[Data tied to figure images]
================================

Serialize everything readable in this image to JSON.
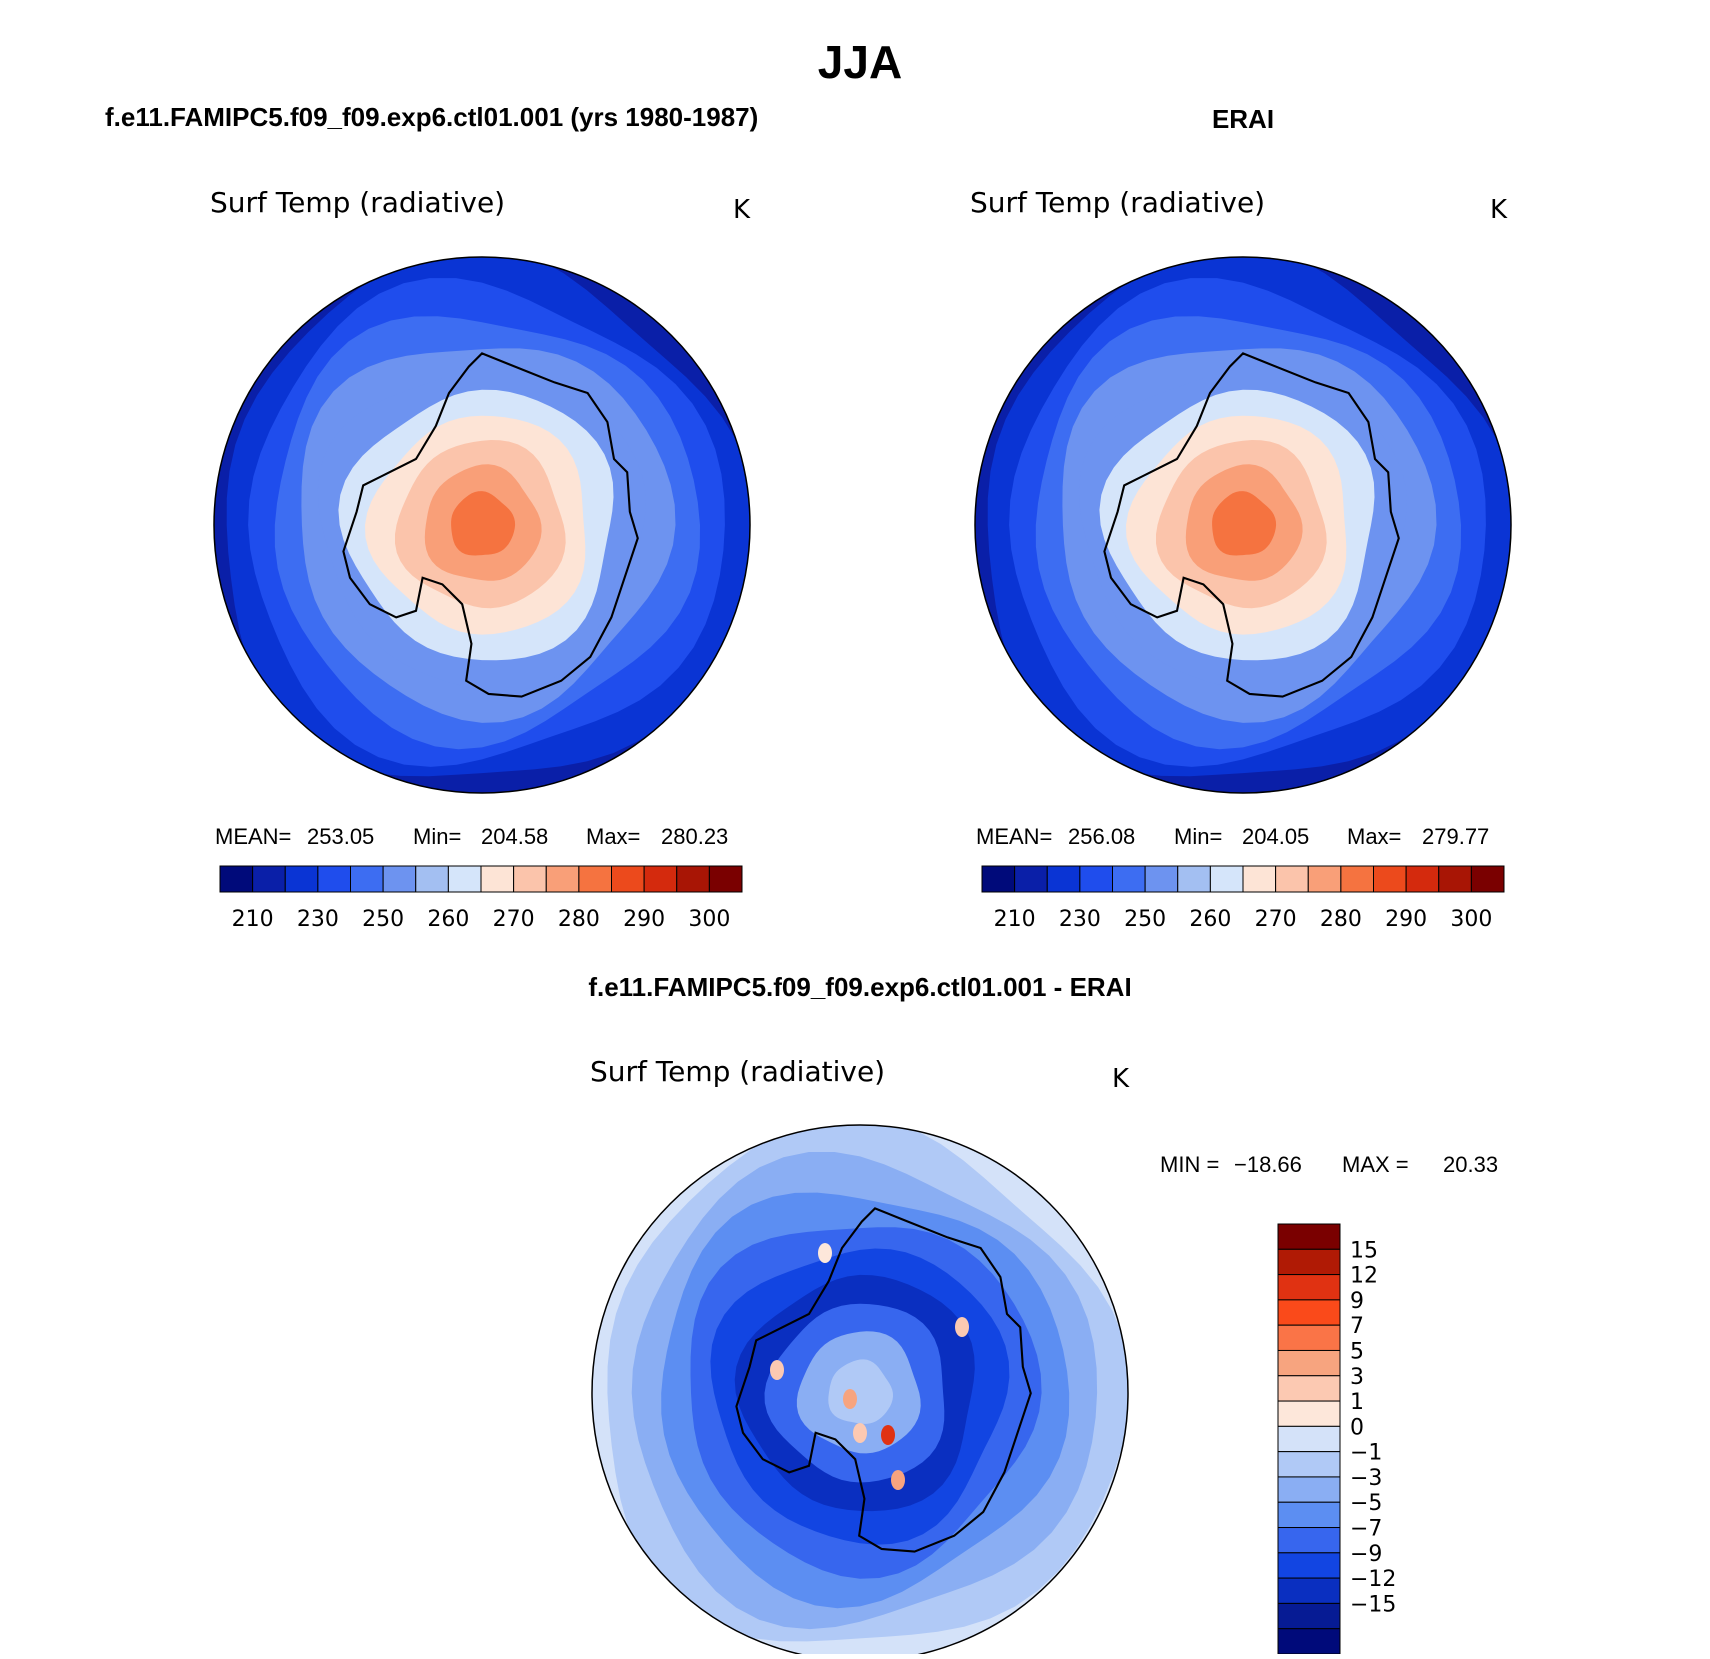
{
  "figure": {
    "title": "JJA",
    "units": "K"
  },
  "chart_data": [
    {
      "type": "heatmap",
      "panel_title": "f.e11.FAMIPC5.f09_f09.exp6.ctl01.001 (yrs 1980-1987)",
      "variable": "Surf Temp (radiative)",
      "units": "K",
      "projection": "south-polar stereographic",
      "stats": {
        "mean_label": "MEAN=",
        "mean": "253.05",
        "min_label": "Min=",
        "min": "204.58",
        "max_label": "Max=",
        "max": "280.23"
      },
      "ring_values": [
        205,
        215,
        225,
        232,
        240,
        248,
        256,
        263,
        268,
        272,
        276
      ]
    },
    {
      "type": "heatmap",
      "panel_title": "ERAI",
      "variable": "Surf Temp (radiative)",
      "units": "K",
      "projection": "south-polar stereographic",
      "stats": {
        "mean_label": "MEAN=",
        "mean": "256.08",
        "min_label": "Min=",
        "min": "204.05",
        "max_label": "Max=",
        "max": "279.77"
      },
      "ring_values": [
        205,
        215,
        225,
        232,
        240,
        248,
        256,
        263,
        268,
        272,
        276
      ]
    },
    {
      "type": "heatmap",
      "panel_title": "f.e11.FAMIPC5.f09_f09.exp6.ctl01.001 - ERAI",
      "variable": "Surf Temp (radiative)",
      "units": "K",
      "projection": "south-polar stereographic",
      "stats": {
        "min_label": "MIN =",
        "min": "−18.66",
        "max_label": "MAX =",
        "max": "20.33"
      },
      "ring_values": [
        0.5,
        -0.5,
        -2,
        -4,
        -6,
        -8,
        -10,
        -6,
        -3,
        -1
      ]
    }
  ],
  "abs_colorbar": {
    "colors": [
      "#000a7a",
      "#0a1fa8",
      "#0a34d4",
      "#1f4ded",
      "#3d6df2",
      "#6d93f0",
      "#a3bff2",
      "#d5e5fa",
      "#fde4d6",
      "#fbc4ab",
      "#f99f78",
      "#f57340",
      "#ec4a1c",
      "#d42a0d",
      "#a81505",
      "#7a0000"
    ],
    "labels": [
      "210",
      "230",
      "250",
      "260",
      "270",
      "280",
      "290",
      "300"
    ]
  },
  "diff_colorbar": {
    "colors": [
      "#7a0000",
      "#b01a05",
      "#e03212",
      "#fa4a1a",
      "#fa7447",
      "#f7a47f",
      "#fcc9b2",
      "#fde7da",
      "#d4e2f9",
      "#b0c9f6",
      "#8aaef3",
      "#5c8ef2",
      "#3766ee",
      "#1245e2",
      "#0a2fc0",
      "#061b94",
      "#000a7a"
    ],
    "labels": [
      "15",
      "12",
      "9",
      "7",
      "5",
      "3",
      "1",
      "0",
      "−1",
      "−3",
      "−5",
      "−7",
      "−9",
      "−12",
      "−15"
    ]
  }
}
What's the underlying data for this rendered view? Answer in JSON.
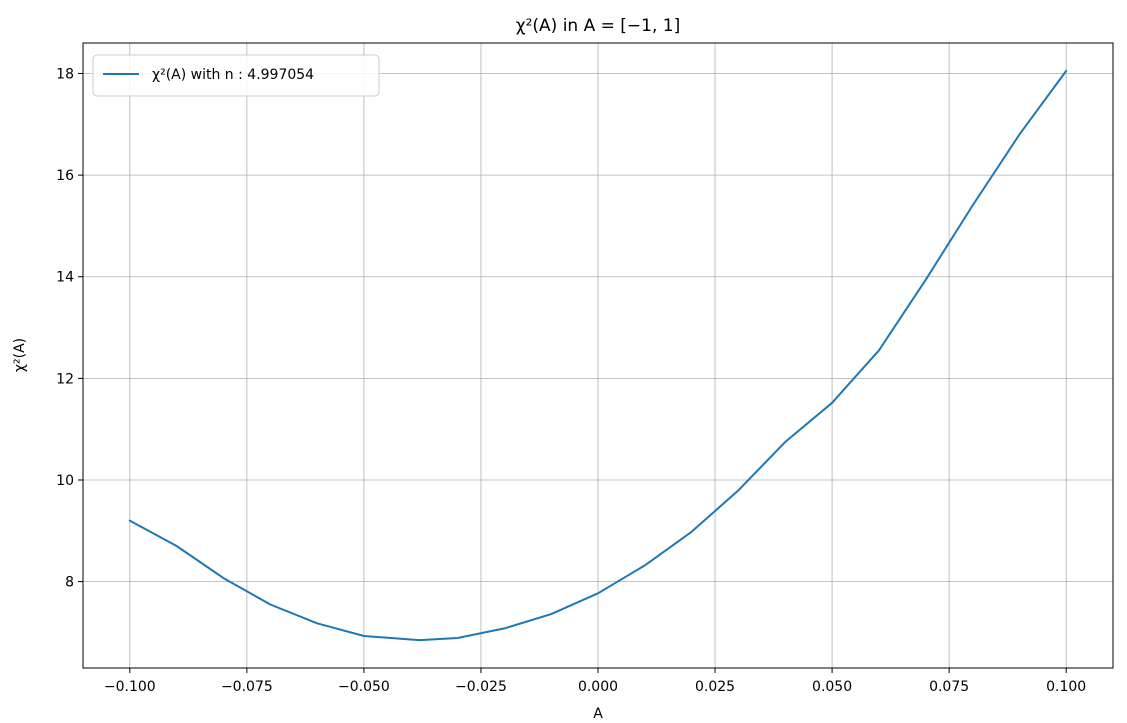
{
  "chart_data": {
    "type": "line",
    "title": "χ²(A) in A = [−1, 1]",
    "xlabel": "A",
    "ylabel": "χ²(A)",
    "xlim": [
      -0.11,
      0.11
    ],
    "ylim": [
      6.3,
      18.6
    ],
    "xticks": [
      -0.1,
      -0.075,
      -0.05,
      -0.025,
      0.0,
      0.025,
      0.05,
      0.075,
      0.1
    ],
    "xtick_labels": [
      "−0.100",
      "−0.075",
      "−0.050",
      "−0.025",
      "0.000",
      "0.025",
      "0.050",
      "0.075",
      "0.100"
    ],
    "yticks": [
      8,
      10,
      12,
      14,
      16,
      18
    ],
    "ytick_labels": [
      "8",
      "10",
      "12",
      "14",
      "16",
      "18"
    ],
    "grid": true,
    "legend_position": "top-left",
    "series": [
      {
        "name": "χ²(A) with n : 4.997054",
        "color": "#1f77b4",
        "x": [
          -0.1,
          -0.09,
          -0.08,
          -0.07,
          -0.06,
          -0.05,
          -0.04,
          -0.038,
          -0.03,
          -0.02,
          -0.01,
          0.0,
          0.01,
          0.02,
          0.03,
          0.04,
          0.05,
          0.06,
          0.07,
          0.08,
          0.09,
          0.1
        ],
        "y": [
          9.2,
          8.7,
          8.07,
          7.55,
          7.18,
          6.93,
          6.86,
          6.85,
          6.89,
          7.08,
          7.36,
          7.77,
          8.32,
          8.98,
          9.8,
          10.75,
          11.52,
          12.55,
          13.94,
          15.4,
          16.8,
          18.05
        ]
      }
    ]
  }
}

================================

• **REQUIRED WORK**: Where a line of the material above holds the string "this", copy that line.

• **RESPONSE TO THE TASK**:
Serialize everything readable in this image to JSON.
What's the underlying data for this rendered view? Answer in JSON.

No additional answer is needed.